(Exercise prompt) Count the lines that include the string "JSON", and give only that number.

*** Excerpted data

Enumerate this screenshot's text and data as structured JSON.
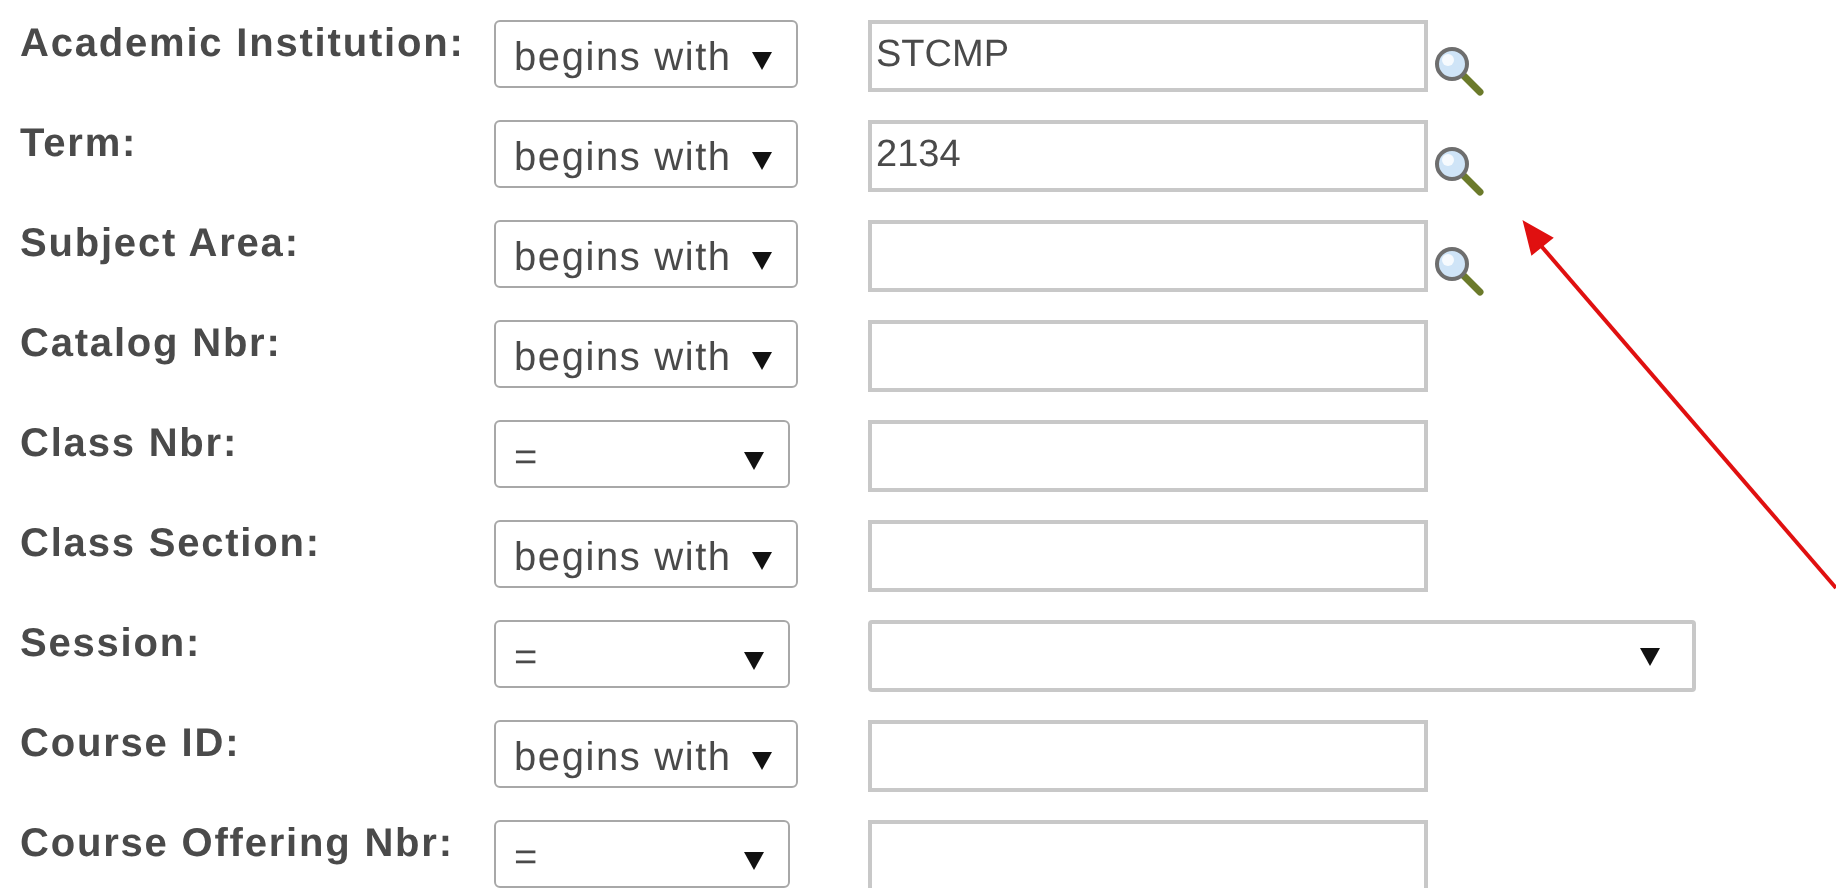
{
  "criteria": [
    {
      "label": "Academic Institution:",
      "operator": "begins with",
      "field": {
        "kind": "text",
        "value": "STCMP"
      },
      "lookup": true
    },
    {
      "label": "Term:",
      "operator": "begins with",
      "field": {
        "kind": "text",
        "value": "2134"
      },
      "lookup": true
    },
    {
      "label": "Subject Area:",
      "operator": "begins with",
      "field": {
        "kind": "text"
      },
      "lookup": true
    },
    {
      "label": "Catalog Nbr:",
      "operator": "begins with",
      "field": {
        "kind": "text"
      },
      "lookup": false
    },
    {
      "label": "Class Nbr:",
      "operator": "=",
      "field": {
        "kind": "text"
      },
      "lookup": false
    },
    {
      "label": "Class Section:",
      "operator": "begins with",
      "field": {
        "kind": "text"
      },
      "lookup": false
    },
    {
      "label": "Session:",
      "operator": "=",
      "field": {
        "kind": "dropdown"
      },
      "lookup": false
    },
    {
      "label": "Course ID:",
      "operator": "begins with",
      "field": {
        "kind": "text"
      },
      "lookup": false
    },
    {
      "label": "Course Offering Nbr:",
      "operator": "=",
      "field": {
        "kind": "text"
      },
      "lookup": false
    }
  ],
  "annotation": {
    "kind": "arrow"
  }
}
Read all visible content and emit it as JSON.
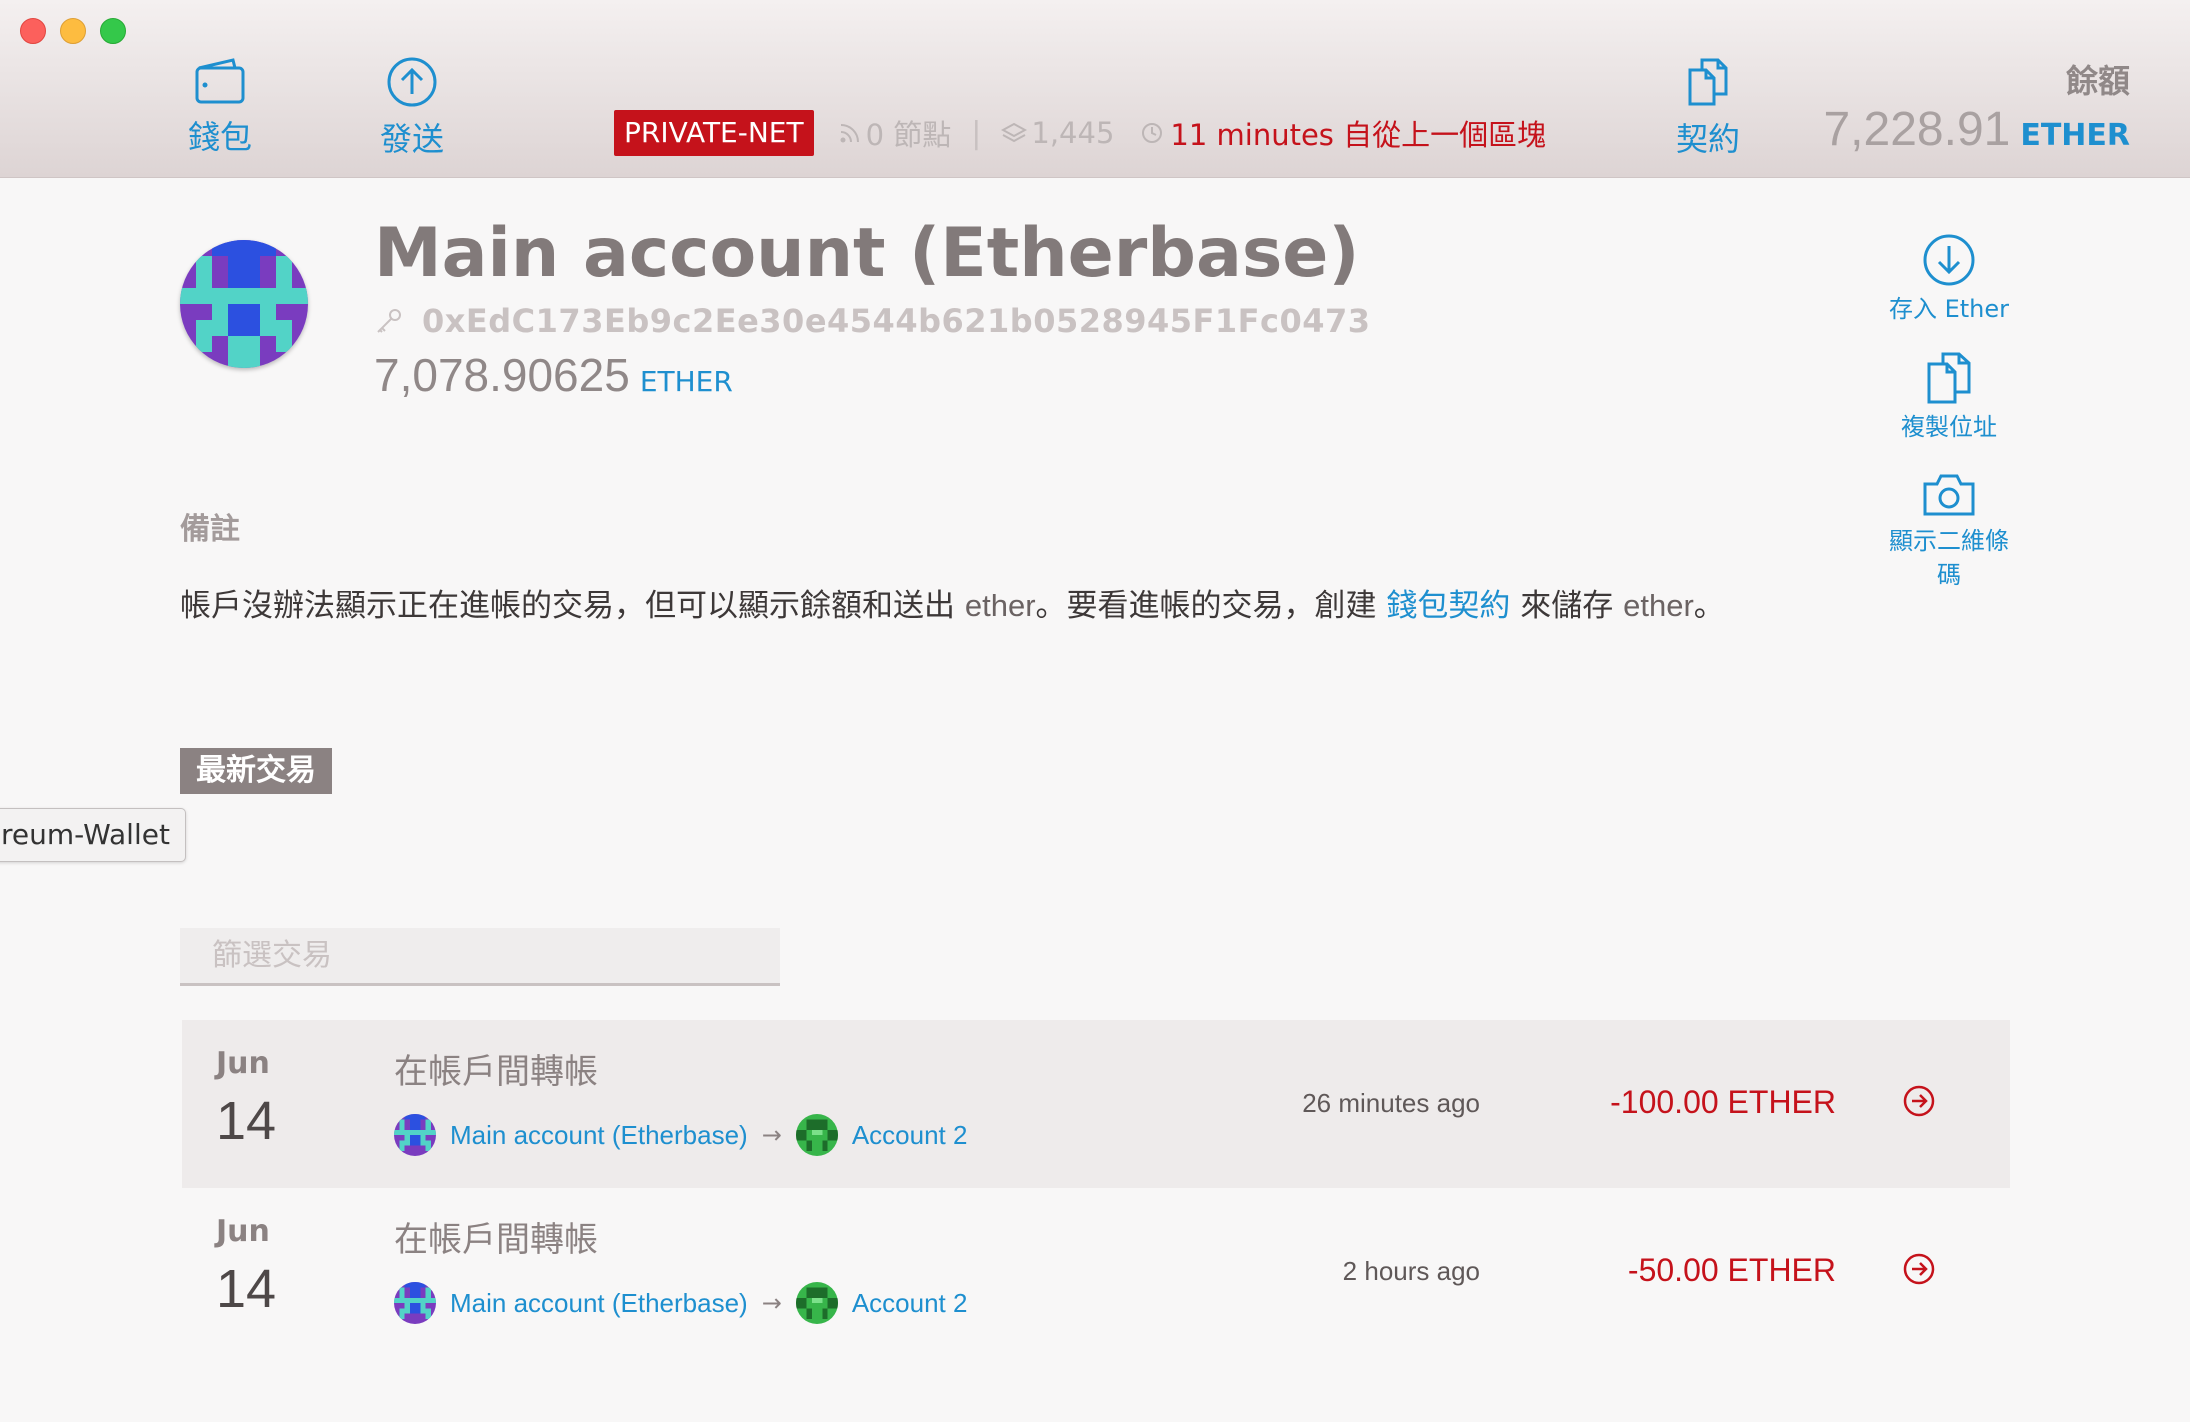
{
  "window": {
    "controls": [
      "close",
      "minimize",
      "maximize"
    ]
  },
  "header": {
    "nav": {
      "wallets": {
        "label": "錢包",
        "icon": "wallet-icon"
      },
      "send": {
        "label": "發送",
        "icon": "arrow-up-circle-icon"
      },
      "contracts": {
        "label": "契約",
        "icon": "documents-icon"
      }
    },
    "network": {
      "badge": "PRIVATE-NET",
      "peers": "0 節點",
      "separator": "|",
      "block": "1,445",
      "last_block": "11 minutes 自從上一個區塊"
    },
    "balance": {
      "label": "餘額",
      "value": "7,228.91",
      "unit": "ETHER"
    }
  },
  "account": {
    "name": "Main account (Etherbase)",
    "address": "0xEdC173Eb9c2Ee30e4544b621b0528945F1Fc0473",
    "balance": "7,078.90625",
    "unit": "ETHER",
    "actions": {
      "deposit": "存入 Ether",
      "copy": "複製位址",
      "qr_line1": "顯示二維條",
      "qr_line2": "碼"
    }
  },
  "note": {
    "title": "備註",
    "part1": "帳戶沒辦法顯示正在進帳的交易，但可以顯示餘額和送出 ",
    "ether1": "ether",
    "part2": "。要看進帳的交易，創建 ",
    "link": "錢包契約",
    "part3": " 來儲存 ",
    "ether2": "ether",
    "part4": "。"
  },
  "tooltip": "reum-Wallet",
  "latest": {
    "title": "最新交易",
    "filter_placeholder": "篩選交易"
  },
  "transactions": [
    {
      "month": "Jun",
      "day": "14",
      "type": "在帳戶間轉帳",
      "from": "Main account (Etherbase)",
      "arrow": "→",
      "to": "Account 2",
      "time": "26 minutes ago",
      "amount": "-100.00 ETHER"
    },
    {
      "month": "Jun",
      "day": "14",
      "type": "在帳戶間轉帳",
      "from": "Main account (Etherbase)",
      "arrow": "→",
      "to": "Account 2",
      "time": "2 hours ago",
      "amount": "-50.00 ETHER"
    }
  ],
  "colors": {
    "accent": "#1e8fcf",
    "danger": "#c5121b",
    "text": "#827a7a"
  }
}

******

(Solved exercise) 2